Wednesday, January 31, 2018

Disarming the warrior-God

In vol. 1, chap. 7 of Greg Boyd's The Crucifixion of the Warrior God, the author catalogues what he takes to be biblical representations of divine violence. That's foundational to his thesis. 

1. In his reading of the OT, he explicitly takes the side of militant atheists and outspoken enemies of the faith like Christopher Hitchens, Richard Dawkins, and Sam Harris. He cites them in a footnote, in positive agreement. Boyd is a fifth column within Christianity. An ally with those who seek to destroy biblical theism.  

2. His examples aren't all of a piece. On the one hand, I agree with him that some of his examples depict divine violence: holy war commands, the Flood, Sodom & Gomorrah, plague of the firstborn, David's census, God sending "evil/lying spirits". I agree with him on what those passages represent.

3. That said, the specific problem is generated by Boyd's idiosyncratic, "cruciform" pacifism. Divine violence is a problem for his theology. It runs counter to his theological paradigm. He devotes 1500 pages to solving an artificial problem that he created. 

If you don't think retributive justice is wrong, then these passages aren't at odds with divine benevolence. A good God is a just God. A just God is a punitive God.

PROBLEM: Write the next part of the post "Disarming the warrior-God," carrying on after its final paragraph about retributive justice.

DATASET ENTRIES:
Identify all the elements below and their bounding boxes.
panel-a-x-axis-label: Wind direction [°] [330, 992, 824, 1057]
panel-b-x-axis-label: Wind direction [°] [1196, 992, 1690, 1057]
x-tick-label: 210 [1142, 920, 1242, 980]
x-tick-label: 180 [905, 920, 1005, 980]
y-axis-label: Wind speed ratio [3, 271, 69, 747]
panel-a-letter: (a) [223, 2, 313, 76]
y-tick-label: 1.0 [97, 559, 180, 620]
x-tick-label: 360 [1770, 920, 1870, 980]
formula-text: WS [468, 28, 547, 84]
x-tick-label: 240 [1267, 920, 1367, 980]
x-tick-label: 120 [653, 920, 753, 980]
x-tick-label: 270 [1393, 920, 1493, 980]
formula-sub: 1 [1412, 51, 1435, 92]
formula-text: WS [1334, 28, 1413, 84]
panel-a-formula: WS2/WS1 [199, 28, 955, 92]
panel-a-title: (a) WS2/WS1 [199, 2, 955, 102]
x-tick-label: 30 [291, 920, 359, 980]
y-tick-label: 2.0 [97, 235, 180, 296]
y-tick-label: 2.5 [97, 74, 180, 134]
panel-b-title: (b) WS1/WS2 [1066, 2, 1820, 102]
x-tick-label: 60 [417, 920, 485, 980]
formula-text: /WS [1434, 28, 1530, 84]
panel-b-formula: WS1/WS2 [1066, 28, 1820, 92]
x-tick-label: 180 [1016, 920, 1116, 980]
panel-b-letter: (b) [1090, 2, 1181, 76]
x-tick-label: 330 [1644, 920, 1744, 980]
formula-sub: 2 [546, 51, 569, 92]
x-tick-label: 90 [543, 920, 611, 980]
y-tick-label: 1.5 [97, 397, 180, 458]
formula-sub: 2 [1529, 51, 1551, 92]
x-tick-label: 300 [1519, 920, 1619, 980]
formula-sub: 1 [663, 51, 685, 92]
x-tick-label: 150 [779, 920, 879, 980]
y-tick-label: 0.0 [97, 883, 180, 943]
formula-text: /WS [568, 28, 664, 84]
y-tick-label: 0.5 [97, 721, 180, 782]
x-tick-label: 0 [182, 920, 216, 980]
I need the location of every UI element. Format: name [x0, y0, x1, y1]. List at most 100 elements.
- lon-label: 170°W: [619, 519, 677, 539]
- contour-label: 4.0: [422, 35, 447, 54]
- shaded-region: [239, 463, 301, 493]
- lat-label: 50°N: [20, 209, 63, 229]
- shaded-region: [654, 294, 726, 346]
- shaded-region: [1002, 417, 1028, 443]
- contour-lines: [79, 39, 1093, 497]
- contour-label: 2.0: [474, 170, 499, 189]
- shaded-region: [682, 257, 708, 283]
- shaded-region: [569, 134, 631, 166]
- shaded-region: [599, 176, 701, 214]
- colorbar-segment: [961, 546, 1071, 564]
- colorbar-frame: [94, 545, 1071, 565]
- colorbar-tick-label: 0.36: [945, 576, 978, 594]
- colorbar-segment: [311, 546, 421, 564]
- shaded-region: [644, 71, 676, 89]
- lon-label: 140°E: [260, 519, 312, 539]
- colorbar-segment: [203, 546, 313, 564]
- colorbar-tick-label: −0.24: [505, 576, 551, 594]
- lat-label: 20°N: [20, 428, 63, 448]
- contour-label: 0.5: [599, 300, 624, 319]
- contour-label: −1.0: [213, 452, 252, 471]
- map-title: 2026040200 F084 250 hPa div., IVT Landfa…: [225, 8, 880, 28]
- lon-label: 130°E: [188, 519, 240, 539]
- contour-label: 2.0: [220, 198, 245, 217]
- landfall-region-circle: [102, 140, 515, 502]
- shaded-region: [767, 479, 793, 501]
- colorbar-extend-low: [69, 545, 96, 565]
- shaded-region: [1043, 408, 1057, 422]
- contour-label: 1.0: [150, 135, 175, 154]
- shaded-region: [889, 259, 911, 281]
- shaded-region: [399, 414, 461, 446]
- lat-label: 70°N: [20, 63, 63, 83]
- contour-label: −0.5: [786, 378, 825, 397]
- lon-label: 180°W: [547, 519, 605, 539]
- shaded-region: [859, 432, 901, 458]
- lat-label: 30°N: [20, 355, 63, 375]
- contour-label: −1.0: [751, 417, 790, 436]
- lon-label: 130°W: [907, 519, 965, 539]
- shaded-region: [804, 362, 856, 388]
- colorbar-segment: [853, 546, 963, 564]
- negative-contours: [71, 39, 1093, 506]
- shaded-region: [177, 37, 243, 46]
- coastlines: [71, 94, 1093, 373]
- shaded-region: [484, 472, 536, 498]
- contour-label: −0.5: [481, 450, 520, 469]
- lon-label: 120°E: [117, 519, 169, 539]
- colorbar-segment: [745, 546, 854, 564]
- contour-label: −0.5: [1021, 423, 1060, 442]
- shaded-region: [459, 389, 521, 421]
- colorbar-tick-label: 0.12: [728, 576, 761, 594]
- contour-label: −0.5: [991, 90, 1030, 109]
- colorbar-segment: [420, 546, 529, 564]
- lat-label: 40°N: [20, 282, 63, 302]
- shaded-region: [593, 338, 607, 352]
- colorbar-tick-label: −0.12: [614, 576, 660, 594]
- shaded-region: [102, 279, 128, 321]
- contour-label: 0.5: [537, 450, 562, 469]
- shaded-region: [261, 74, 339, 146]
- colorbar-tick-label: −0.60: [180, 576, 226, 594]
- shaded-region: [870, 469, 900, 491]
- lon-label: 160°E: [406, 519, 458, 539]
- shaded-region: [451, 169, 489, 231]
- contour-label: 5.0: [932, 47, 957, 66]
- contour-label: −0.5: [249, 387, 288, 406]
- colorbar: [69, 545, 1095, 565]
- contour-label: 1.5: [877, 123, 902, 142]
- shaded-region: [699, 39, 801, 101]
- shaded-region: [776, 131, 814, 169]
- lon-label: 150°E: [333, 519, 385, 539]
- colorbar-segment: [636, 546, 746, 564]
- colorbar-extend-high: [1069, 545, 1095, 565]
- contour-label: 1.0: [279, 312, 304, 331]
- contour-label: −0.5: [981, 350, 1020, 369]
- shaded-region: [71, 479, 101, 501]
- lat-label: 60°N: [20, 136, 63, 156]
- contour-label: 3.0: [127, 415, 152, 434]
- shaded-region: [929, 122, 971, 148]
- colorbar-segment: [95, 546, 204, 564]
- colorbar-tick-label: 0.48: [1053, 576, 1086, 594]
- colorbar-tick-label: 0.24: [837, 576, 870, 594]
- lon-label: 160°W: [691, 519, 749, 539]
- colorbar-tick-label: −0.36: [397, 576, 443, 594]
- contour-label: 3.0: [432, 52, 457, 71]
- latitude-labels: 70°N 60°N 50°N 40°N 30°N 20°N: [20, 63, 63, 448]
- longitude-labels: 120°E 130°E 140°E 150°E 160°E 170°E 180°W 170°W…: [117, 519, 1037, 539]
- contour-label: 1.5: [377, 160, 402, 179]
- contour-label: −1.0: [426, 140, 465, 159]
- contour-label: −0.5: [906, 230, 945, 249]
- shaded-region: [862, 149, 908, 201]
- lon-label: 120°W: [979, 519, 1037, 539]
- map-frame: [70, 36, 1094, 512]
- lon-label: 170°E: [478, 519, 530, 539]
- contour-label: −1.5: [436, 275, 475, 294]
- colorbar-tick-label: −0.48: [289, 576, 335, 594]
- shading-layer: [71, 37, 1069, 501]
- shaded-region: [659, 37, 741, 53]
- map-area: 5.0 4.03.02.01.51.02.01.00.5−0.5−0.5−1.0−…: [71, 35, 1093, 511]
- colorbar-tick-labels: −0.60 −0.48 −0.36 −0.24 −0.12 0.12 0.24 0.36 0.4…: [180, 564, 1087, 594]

REPLY TO THE EXERCISE:
I'm not saying that observation dissolves all the difficulties. But Boyd's objection to the OT (and parts of the NT) is predicated on his preconceived notion that God must be nonviolent. At that level, the contradiction is not internal to Scripture, but superimposed by his eccentric theology. He filters Scripture through his "cruciform" prism. In that respect, the problem isn't located in the text; rather, that's projected onto the text by his theological paradigm.

4. Over and above that are general difficulties not distinctive to his peculiar theology. I've dealt with this before. Because humans are social creatures, collective judgment inevitably harms the innocent as well as the guilty, the righteous as well as the wicked. Collective judgment doesn't imply collective guilt. 

There is, however, a sorting out process in the afterlife. God's rough justice in this life is more discriminating in the afterlife. There's a reversal of fortunes. Eschatological compensations. 

5. In addition, as I've noted on more than one occasion, everyone dies sooner or later. Whether people die by divine command or divine providence makes no moral difference that I can see. Either both are consistent with divine benevolence or inconsistent with divine benevolence.  

6. Moreover, as I've said on other occasions, biblical judgments and atrocities don't create a special problem. They don't really add anything to the theodical issue. That's because atrocities and natural disasters occur outside the text of Scripture. Even if Scripture didn't record any of this material, the theodical issue would remain because the same difficulties are paralleled in divine providence. Conversely, if we have theodical resources adequate to exonerate divine providence in the face of atrocities and natural disasters outside Bible history, then these are adequate to exonerate divine benevolence in the face of analogous examples within Bible history.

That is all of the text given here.